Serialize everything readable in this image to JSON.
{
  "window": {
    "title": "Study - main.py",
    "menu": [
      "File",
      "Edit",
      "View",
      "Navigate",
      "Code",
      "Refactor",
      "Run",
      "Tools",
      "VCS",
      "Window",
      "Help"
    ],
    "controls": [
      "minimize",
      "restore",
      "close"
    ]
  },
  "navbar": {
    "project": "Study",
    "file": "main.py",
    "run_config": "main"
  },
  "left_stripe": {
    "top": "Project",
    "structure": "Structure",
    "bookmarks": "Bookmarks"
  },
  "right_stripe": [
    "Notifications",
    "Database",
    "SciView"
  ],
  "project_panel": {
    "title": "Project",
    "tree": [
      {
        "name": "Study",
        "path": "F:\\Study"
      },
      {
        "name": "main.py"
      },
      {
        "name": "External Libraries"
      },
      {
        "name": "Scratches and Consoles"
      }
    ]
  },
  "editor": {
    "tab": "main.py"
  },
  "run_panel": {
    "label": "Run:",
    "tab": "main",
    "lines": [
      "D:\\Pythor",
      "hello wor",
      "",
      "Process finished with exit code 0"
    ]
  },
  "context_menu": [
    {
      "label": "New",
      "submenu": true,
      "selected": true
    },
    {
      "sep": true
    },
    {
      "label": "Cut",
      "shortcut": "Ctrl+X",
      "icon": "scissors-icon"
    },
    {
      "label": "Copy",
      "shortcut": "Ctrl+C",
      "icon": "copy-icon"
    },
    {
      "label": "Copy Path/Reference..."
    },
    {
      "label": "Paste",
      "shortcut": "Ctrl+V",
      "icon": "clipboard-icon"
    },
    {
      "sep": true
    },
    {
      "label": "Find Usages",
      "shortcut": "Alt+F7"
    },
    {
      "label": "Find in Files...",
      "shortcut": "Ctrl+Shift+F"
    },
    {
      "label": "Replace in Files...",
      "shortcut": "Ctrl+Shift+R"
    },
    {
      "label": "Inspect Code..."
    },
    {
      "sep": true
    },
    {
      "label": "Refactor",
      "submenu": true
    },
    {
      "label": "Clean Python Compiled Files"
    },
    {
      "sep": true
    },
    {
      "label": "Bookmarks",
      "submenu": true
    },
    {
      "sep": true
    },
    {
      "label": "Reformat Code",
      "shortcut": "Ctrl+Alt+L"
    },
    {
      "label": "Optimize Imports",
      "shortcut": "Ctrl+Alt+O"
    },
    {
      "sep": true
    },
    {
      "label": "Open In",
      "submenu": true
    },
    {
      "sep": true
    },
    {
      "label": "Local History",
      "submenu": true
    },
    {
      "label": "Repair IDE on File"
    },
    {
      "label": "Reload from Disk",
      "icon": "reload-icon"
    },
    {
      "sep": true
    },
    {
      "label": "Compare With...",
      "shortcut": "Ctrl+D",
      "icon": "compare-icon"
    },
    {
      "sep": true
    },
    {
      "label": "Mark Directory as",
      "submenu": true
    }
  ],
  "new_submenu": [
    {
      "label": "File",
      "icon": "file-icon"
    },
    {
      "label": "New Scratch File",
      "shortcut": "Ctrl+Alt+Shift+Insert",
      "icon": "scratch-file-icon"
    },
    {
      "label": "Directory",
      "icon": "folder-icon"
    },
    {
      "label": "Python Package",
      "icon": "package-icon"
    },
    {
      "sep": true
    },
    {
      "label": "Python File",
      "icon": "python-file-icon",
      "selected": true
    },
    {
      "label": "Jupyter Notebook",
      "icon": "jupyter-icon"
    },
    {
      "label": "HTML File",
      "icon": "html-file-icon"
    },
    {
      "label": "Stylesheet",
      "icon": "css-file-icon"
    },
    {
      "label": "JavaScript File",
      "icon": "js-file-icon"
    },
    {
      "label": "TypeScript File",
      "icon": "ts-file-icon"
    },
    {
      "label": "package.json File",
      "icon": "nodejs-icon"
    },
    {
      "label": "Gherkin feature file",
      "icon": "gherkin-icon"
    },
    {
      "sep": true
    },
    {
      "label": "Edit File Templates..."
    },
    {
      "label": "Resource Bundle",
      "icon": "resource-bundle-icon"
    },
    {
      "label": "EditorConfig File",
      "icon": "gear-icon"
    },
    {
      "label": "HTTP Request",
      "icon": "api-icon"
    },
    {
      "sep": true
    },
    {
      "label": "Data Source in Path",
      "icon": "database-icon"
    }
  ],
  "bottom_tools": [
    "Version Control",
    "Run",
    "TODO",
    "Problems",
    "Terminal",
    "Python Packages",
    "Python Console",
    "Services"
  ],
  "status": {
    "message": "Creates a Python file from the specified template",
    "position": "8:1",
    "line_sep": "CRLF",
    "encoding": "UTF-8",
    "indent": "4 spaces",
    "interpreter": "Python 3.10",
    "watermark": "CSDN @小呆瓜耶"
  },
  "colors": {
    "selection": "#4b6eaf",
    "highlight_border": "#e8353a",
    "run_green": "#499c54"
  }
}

· · · ·

▶ **Exercise instructions**
Collect each line of the entries that has the word "Files", copying it in full.

▶ **Expected answer**
      "label": "Find in Files...",
      "label": "Replace in Files...",
      "label": "Clean Python Compiled Files"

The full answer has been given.